Figure data in JSON:
— BEGIN —
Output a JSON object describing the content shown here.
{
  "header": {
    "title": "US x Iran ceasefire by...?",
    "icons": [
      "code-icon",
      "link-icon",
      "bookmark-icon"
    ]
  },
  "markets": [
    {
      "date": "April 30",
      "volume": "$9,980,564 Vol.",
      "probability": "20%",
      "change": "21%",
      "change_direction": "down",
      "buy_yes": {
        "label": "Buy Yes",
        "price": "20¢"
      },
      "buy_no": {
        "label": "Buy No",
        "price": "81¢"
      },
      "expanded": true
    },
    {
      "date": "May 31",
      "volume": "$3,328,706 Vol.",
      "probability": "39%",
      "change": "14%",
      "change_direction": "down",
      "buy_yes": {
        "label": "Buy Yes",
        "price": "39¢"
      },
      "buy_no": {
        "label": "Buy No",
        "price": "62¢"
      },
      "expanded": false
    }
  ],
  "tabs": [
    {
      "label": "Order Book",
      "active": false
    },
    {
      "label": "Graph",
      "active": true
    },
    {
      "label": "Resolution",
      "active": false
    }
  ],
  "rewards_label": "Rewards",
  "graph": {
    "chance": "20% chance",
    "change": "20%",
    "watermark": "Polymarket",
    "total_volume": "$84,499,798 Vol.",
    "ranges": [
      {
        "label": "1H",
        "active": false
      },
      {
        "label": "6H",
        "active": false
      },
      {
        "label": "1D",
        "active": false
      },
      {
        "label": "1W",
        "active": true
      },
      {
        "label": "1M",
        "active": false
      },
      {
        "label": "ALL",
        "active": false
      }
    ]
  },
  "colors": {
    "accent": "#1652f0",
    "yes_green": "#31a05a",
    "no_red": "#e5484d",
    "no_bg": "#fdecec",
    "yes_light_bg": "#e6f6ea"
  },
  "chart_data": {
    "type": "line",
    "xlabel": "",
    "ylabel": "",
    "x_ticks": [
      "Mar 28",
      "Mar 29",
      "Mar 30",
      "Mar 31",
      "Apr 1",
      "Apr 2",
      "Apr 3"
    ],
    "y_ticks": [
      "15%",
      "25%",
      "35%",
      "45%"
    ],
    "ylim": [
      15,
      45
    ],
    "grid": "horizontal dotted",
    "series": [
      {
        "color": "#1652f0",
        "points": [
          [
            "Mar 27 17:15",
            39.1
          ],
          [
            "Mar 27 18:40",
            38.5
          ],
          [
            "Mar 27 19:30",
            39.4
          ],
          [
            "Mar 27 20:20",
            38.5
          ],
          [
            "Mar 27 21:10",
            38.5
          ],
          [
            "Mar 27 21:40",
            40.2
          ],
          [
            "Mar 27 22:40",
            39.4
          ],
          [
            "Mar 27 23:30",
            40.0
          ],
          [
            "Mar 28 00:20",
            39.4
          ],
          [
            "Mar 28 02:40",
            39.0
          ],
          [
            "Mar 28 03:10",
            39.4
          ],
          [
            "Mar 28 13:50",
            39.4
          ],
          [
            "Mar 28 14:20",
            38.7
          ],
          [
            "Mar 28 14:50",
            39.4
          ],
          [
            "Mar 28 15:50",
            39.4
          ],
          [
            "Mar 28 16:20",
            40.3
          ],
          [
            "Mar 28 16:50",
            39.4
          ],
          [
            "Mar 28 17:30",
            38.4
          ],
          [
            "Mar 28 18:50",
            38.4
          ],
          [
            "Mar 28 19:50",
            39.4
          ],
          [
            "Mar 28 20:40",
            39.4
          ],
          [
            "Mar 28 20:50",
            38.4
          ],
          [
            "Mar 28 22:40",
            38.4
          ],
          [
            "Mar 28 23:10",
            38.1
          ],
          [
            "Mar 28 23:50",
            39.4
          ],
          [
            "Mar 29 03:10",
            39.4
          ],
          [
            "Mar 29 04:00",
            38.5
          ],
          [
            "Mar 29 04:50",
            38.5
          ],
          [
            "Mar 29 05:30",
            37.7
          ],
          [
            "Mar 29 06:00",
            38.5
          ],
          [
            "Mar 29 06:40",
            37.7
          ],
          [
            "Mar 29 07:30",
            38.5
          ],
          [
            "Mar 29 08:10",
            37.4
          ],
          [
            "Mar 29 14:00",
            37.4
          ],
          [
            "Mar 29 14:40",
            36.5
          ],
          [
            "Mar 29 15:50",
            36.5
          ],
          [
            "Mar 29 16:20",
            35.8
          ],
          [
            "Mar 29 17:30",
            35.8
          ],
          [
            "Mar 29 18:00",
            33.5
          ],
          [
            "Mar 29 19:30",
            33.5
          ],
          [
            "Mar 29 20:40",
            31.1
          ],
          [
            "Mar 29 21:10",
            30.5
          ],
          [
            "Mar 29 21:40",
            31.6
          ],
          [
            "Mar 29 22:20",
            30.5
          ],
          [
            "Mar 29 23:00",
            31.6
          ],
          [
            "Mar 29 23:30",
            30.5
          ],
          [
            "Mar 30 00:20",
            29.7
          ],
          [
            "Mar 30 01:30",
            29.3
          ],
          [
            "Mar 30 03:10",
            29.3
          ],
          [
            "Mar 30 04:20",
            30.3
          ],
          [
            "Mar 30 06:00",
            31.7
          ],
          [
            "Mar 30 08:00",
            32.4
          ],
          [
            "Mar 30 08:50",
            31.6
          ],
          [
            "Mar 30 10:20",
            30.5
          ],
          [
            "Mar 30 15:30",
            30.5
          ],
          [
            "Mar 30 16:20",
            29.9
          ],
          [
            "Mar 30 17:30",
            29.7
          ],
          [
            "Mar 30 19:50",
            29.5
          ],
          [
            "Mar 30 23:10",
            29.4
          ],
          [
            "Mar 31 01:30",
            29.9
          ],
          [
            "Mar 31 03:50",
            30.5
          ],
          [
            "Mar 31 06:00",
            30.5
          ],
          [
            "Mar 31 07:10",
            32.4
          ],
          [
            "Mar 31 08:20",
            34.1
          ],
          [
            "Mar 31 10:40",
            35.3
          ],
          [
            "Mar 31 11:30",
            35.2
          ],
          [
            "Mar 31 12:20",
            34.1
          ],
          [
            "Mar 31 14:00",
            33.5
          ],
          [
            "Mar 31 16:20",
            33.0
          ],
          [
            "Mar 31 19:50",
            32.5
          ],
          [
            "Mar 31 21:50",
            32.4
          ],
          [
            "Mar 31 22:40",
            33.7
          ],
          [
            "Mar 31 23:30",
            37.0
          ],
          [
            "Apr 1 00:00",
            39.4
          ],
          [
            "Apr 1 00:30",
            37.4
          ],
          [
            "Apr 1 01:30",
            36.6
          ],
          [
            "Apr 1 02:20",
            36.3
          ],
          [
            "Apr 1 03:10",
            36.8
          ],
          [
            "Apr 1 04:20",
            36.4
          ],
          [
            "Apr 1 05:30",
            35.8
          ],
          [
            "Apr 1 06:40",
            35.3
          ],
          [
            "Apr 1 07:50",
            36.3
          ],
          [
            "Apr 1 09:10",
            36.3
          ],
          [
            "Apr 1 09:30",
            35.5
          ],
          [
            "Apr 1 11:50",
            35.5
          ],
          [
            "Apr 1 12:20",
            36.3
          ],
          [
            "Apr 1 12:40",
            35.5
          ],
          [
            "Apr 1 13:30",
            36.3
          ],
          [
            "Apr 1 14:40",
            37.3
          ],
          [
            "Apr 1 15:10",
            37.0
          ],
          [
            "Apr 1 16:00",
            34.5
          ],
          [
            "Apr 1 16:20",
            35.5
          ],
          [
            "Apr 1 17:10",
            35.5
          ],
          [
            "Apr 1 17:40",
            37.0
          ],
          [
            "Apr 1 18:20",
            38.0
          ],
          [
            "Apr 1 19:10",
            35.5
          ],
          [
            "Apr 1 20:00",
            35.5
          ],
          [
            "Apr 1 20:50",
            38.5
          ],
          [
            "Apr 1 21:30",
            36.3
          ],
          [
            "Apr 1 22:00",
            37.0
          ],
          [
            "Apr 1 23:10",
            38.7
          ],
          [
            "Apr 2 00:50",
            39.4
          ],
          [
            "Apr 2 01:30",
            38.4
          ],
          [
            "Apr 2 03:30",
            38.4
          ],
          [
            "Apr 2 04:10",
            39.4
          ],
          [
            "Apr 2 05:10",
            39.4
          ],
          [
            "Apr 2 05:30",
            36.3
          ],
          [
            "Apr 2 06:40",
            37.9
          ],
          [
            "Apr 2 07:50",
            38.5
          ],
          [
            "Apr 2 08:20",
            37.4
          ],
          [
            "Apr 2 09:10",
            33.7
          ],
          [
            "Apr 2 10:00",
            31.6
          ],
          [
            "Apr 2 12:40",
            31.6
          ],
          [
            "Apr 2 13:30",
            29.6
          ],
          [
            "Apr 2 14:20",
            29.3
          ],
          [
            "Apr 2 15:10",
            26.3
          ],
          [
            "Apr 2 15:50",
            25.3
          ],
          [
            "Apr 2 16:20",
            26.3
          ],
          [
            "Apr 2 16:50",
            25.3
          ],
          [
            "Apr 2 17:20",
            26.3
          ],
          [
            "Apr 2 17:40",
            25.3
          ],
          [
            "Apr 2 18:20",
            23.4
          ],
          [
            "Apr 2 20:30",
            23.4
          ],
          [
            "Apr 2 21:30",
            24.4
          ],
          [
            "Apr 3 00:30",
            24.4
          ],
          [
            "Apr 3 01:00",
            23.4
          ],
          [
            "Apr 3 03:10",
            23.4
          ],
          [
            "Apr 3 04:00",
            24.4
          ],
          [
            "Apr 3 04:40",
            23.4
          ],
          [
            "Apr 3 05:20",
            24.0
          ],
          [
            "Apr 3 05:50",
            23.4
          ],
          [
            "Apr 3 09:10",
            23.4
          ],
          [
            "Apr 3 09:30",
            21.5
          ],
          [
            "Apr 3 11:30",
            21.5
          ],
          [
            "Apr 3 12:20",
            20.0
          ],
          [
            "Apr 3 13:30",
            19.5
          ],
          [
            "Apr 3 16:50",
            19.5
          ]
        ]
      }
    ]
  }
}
— END —
Identify lines with the string "true". Copy each one.

      "expanded": true
      "active": true
        "active": true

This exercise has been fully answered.